- Requirements:
Write out all the data again, exactly as it stands.

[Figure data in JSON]
────────────────────────────────────────
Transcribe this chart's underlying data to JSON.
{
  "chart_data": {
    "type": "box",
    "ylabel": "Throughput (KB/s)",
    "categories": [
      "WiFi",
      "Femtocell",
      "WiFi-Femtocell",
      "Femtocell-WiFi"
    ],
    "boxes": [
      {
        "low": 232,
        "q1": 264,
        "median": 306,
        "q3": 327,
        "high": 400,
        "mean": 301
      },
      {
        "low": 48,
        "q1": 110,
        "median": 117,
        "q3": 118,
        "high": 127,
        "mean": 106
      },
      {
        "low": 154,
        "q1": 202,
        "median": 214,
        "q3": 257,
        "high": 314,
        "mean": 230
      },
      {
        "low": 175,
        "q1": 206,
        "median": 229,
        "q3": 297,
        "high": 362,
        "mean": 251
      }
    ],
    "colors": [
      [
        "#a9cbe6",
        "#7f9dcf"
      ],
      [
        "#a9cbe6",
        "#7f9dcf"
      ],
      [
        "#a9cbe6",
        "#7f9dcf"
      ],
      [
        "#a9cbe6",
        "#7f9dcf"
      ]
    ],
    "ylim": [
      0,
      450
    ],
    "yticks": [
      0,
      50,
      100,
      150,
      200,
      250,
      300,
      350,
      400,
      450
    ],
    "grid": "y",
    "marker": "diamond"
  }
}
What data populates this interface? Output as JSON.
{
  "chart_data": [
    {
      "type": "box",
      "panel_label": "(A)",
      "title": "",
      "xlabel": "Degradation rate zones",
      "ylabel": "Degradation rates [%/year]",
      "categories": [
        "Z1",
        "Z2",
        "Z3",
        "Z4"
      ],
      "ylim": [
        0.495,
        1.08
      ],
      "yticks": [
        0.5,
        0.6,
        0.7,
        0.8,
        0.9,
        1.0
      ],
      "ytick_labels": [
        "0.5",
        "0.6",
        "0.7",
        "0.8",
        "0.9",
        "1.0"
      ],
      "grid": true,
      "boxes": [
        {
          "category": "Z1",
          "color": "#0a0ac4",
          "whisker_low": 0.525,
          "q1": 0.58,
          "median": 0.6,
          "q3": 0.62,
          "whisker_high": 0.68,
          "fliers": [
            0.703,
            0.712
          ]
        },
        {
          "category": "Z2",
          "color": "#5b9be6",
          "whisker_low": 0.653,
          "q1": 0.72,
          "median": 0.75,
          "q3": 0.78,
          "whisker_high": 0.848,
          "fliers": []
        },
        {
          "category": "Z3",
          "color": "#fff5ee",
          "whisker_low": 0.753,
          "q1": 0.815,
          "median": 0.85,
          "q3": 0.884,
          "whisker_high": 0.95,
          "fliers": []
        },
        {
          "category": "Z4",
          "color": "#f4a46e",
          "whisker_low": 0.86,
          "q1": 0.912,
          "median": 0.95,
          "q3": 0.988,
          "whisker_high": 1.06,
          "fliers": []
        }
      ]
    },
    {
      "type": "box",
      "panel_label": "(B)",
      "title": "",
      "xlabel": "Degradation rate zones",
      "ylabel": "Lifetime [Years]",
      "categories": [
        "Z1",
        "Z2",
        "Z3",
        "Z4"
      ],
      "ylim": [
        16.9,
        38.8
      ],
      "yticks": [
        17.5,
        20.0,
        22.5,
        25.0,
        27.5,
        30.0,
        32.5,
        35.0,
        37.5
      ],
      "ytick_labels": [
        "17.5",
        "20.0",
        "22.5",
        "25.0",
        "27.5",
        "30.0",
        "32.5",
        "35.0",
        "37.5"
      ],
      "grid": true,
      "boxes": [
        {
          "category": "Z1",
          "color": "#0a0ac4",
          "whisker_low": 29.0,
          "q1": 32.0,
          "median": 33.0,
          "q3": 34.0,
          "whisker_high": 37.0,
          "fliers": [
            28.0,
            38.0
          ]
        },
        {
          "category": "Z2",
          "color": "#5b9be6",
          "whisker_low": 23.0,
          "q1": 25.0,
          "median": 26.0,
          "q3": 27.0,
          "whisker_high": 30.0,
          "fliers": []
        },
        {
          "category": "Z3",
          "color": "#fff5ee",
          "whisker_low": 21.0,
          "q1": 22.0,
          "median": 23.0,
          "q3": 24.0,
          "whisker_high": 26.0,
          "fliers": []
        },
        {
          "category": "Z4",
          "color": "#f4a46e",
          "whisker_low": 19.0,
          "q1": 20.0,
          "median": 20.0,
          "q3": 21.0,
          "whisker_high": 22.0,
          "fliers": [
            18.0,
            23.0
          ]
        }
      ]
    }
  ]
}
────────────────────────────────────────
- Complete answer:
Transcribe this chart's underlying data to JSON.
{
  "chart_data": {
    "type": "box",
    "ylabel": "Throughput (KB/s)",
    "categories": [
      "WiFi",
      "Femtocell",
      "WiFi-Femtocell",
      "Femtocell-WiFi"
    ],
    "boxes": [
      {
        "low": 232,
        "q1": 264,
        "median": 306,
        "q3": 327,
        "high": 400,
        "mean": 301
      },
      {
        "low": 48,
        "q1": 110,
        "median": 117,
        "q3": 118,
        "high": 127,
        "mean": 106
      },
      {
        "low": 154,
        "q1": 202,
        "median": 214,
        "q3": 257,
        "high": 314,
        "mean": 230
      },
      {
        "low": 175,
        "q1": 206,
        "median": 229,
        "q3": 297,
        "high": 362,
        "mean": 251
      }
    ],
    "colors": [
      [
        "#a9cbe6",
        "#7f9dcf"
      ],
      [
        "#a9cbe6",
        "#7f9dcf"
      ],
      [
        "#a9cbe6",
        "#7f9dcf"
      ],
      [
        "#a9cbe6",
        "#7f9dcf"
      ]
    ],
    "ylim": [
      0,
      450
    ],
    "yticks": [
      0,
      50,
      100,
      150,
      200,
      250,
      300,
      350,
      400,
      450
    ],
    "grid": "y",
    "marker": "diamond"
  }
}
What data populates this interface? Output as JSON.
{
  "chart_data": [
    {
      "type": "box",
      "panel_label": "(A)",
      "title": "",
      "xlabel": "Degradation rate zones",
      "ylabel": "Degradation rates [%/year]",
      "categories": [
        "Z1",
        "Z2",
        "Z3",
        "Z4"
      ],
      "ylim": [
        0.495,
        1.08
      ],
      "yticks": [
        0.5,
        0.6,
        0.7,
        0.8,
        0.9,
        1.0
      ],
      "ytick_labels": [
        "0.5",
        "0.6",
        "0.7",
        "0.8",
        "0.9",
        "1.0"
      ],
      "grid": true,
      "boxes": [
        {
          "category": "Z1",
          "color": "#0a0ac4",
          "whisker_low": 0.525,
          "q1": 0.58,
          "median": 0.6,
          "q3": 0.62,
          "whisker_high": 0.68,
          "fliers": [
            0.703,
            0.712
          ]
        },
        {
          "category": "Z2",
          "color": "#5b9be6",
          "whisker_low": 0.653,
          "q1": 0.72,
          "median": 0.75,
          "q3": 0.78,
          "whisker_high": 0.848,
          "fliers": []
        },
        {
          "category": "Z3",
          "color": "#fff5ee",
          "whisker_low": 0.753,
          "q1": 0.815,
          "median": 0.85,
          "q3": 0.884,
          "whisker_high": 0.95,
          "fliers": []
        },
        {
          "category": "Z4",
          "color": "#f4a46e",
          "whisker_low": 0.86,
          "q1": 0.912,
          "median": 0.95,
          "q3": 0.988,
          "whisker_high": 1.06,
          "fliers": []
        }
      ]
    },
    {
      "type": "box",
      "panel_label": "(B)",
      "title": "",
      "xlabel": "Degradation rate zones",
      "ylabel": "Lifetime [Years]",
      "categories": [
        "Z1",
        "Z2",
        "Z3",
        "Z4"
      ],
      "ylim": [
        16.9,
        38.8
      ],
      "yticks": [
        17.5,
        20.0,
        22.5,
        25.0,
        27.5,
        30.0,
        32.5,
        35.0,
        37.5
      ],
      "ytick_labels": [
        "17.5",
        "20.0",
        "22.5",
        "25.0",
        "27.5",
        "30.0",
        "32.5",
        "35.0",
        "37.5"
      ],
      "grid": true,
      "boxes": [
        {
          "category": "Z1",
          "color": "#0a0ac4",
          "whisker_low": 29.0,
          "q1": 32.0,
          "median": 33.0,
          "q3": 34.0,
          "whisker_high": 37.0,
          "fliers": [
            28.0,
            38.0
          ]
        },
        {
          "category": "Z2",
          "color": "#5b9be6",
          "whisker_low": 23.0,
          "q1": 25.0,
          "median": 26.0,
          "q3": 27.0,
          "whisker_high": 30.0,
          "fliers": []
        },
        {
          "category": "Z3",
          "color": "#fff5ee",
          "whisker_low": 21.0,
          "q1": 22.0,
          "median": 23.0,
          "q3": 24.0,
          "whisker_high": 26.0,
          "fliers": []
        },
        {
          "category": "Z4",
          "color": "#f4a46e",
          "whisker_low": 19.0,
          "q1": 20.0,
          "median": 20.0,
          "q3": 21.0,
          "whisker_high": 22.0,
          "fliers": [
            18.0,
            23.0
          ]
        }
      ]
    }
  ]
}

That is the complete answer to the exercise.